(Extracted records)
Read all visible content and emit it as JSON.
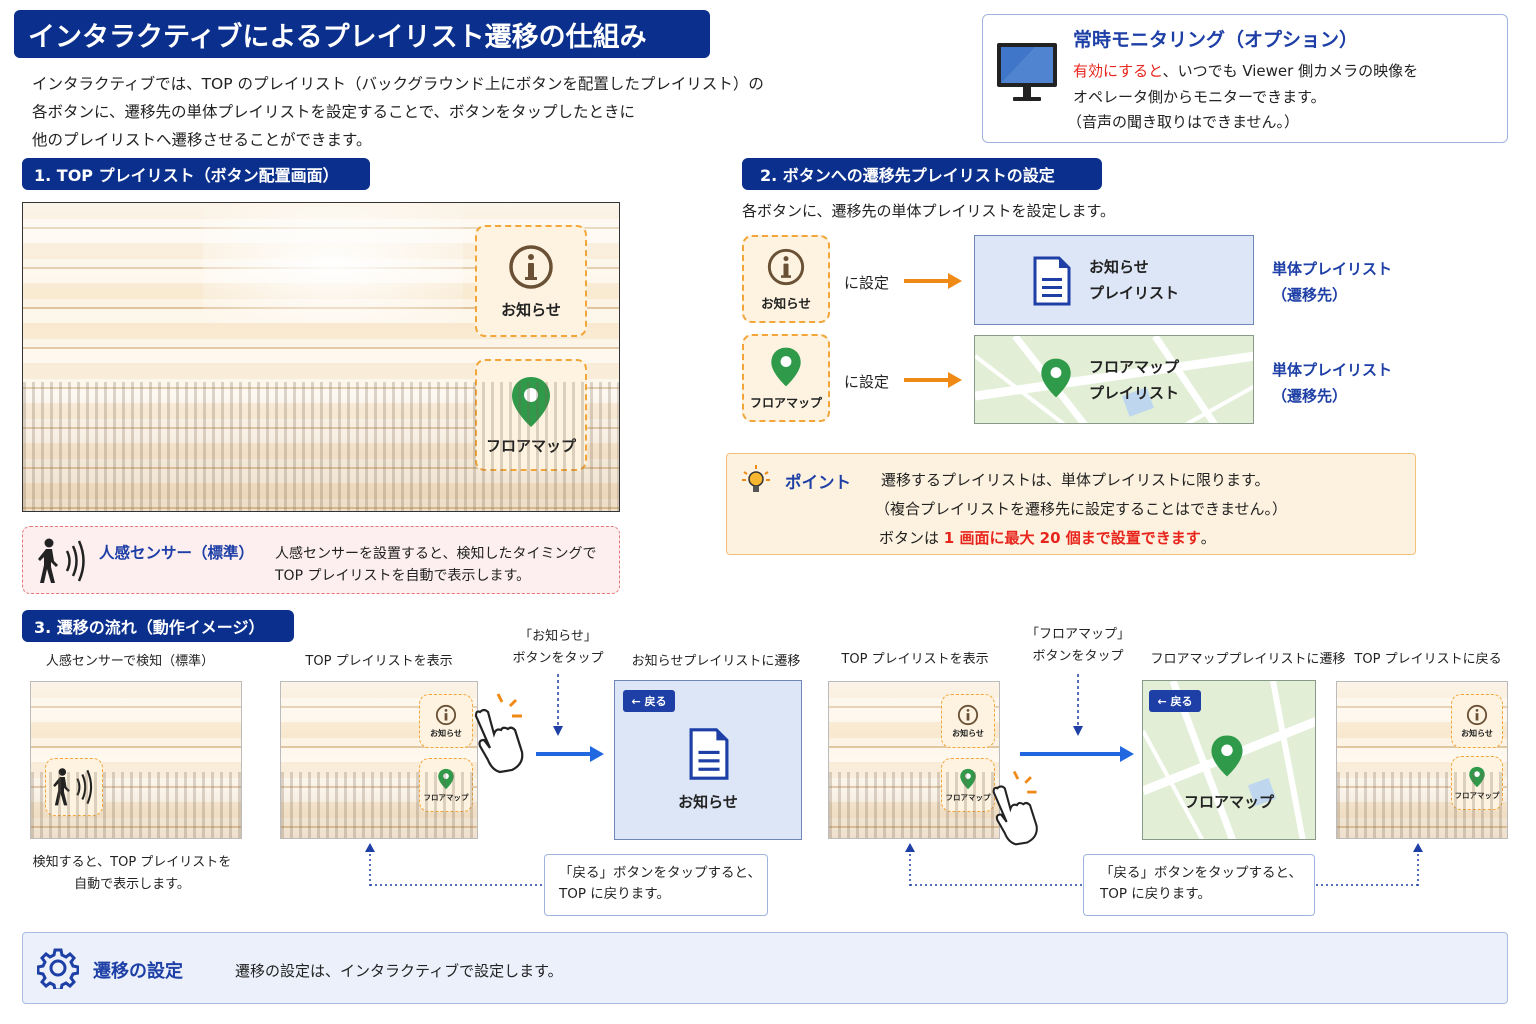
{
  "title": "インタラクティブによるプレイリスト遷移の仕組み",
  "intro": [
    "インタラクティブでは、TOP のプレイリスト（バックグラウンド上にボタンを配置したプレイリスト）の",
    "各ボタンに、遷移先の単体プレイリストを設定することで、ボタンをタップしたときに",
    "他のプレイリストへ遷移させることができます。"
  ],
  "monitoring": {
    "title": "常時モニタリング（オプション）",
    "line1_red": "有効にすると",
    "line1_rest": "、いつでも Viewer 側カメラの映像を",
    "line2": "オペレータ側からモニターできます。",
    "line3": "（音声の聞き取りはできません。）",
    "icon": "monitor-icon"
  },
  "section1": {
    "header": "1. TOP プレイリスト（ボタン配置画面）",
    "btn_info": "お知らせ",
    "btn_map": "フロアマップ"
  },
  "sensor": {
    "title": "人感センサー（標準）",
    "line1": "人感センサーを設置すると、検知したタイミングで",
    "line2": "TOP プレイリストを自動で表示します。",
    "icon": "motion-sensor-icon"
  },
  "section2": {
    "header": "2. ボタンへの遷移先プレイリストの設定",
    "desc": "各ボタンに、遷移先の単体プレイリストを設定します。",
    "rows": [
      {
        "button": "お知らせ",
        "set": "に設定",
        "pl1": "お知らせ",
        "pl2": "プレイリスト",
        "lbl1": "単体プレイリスト",
        "lbl2": "（遷移先）"
      },
      {
        "button": "フロアマップ",
        "set": "に設定",
        "pl1": "フロアマップ",
        "pl2": "プレイリスト",
        "lbl1": "単体プレイリスト",
        "lbl2": "（遷移先）"
      }
    ]
  },
  "point": {
    "label": "ポイント",
    "line1": "遷移するプレイリストは、単体プレイリストに限ります。",
    "line2": "（複合プレイリストを遷移先に設定することはできません。）",
    "line3_pre": "ボタンは ",
    "line3_red": "1 画面に最大 20 個まで設置できます",
    "line3_post": "。",
    "icon": "lightbulb-icon"
  },
  "section3": {
    "header": "3. 遷移の流れ（動作イメージ）",
    "cap_sensor": "人感センサーで検知（標準）",
    "cap_top1": "TOP プレイリストを表示",
    "tap_info_1": "「お知らせ」",
    "tap_info_2": "ボタンをタップ",
    "cap_info_pl": "お知らせプレイリストに遷移",
    "cap_top2": "TOP プレイリストを表示",
    "tap_map_1": "「フロアマップ」",
    "tap_map_2": "ボタンをタップ",
    "cap_map_pl": "フロアマッププレイリストに遷移",
    "cap_back": "TOP プレイリストに戻る",
    "sensor_note1": "検知すると、TOP プレイリストを",
    "sensor_note2": "自動で表示します。",
    "back_btn": "← 戻る",
    "screen_info": "お知らせ",
    "screen_map": "フロアマップ",
    "small_info": "お知らせ",
    "small_map": "フロアマップ",
    "back_note1": "「戻る」ボタンをタップすると、",
    "back_note2": "TOP に戻ります。"
  },
  "settings": {
    "title": "遷移の設定",
    "desc": "遷移の設定は、インタラクティブで設定します。",
    "icon": "gear-icon"
  },
  "colors": {
    "navy": "#0b2f8c",
    "accent": "#1d3fa6",
    "orange": "#f08a17",
    "red": "#e8251d",
    "green": "#2f9a4a"
  }
}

EXERCISE -> Point out every line holding the string "各ボタンに" and copy it.

SOLVED EXERCISE ->
    "各ボタンに、遷移先の単体プレイリストを設定することで、ボタンをタップしたときに",
    "desc": "各ボタンに、遷移先の単体プレイリストを設定します。",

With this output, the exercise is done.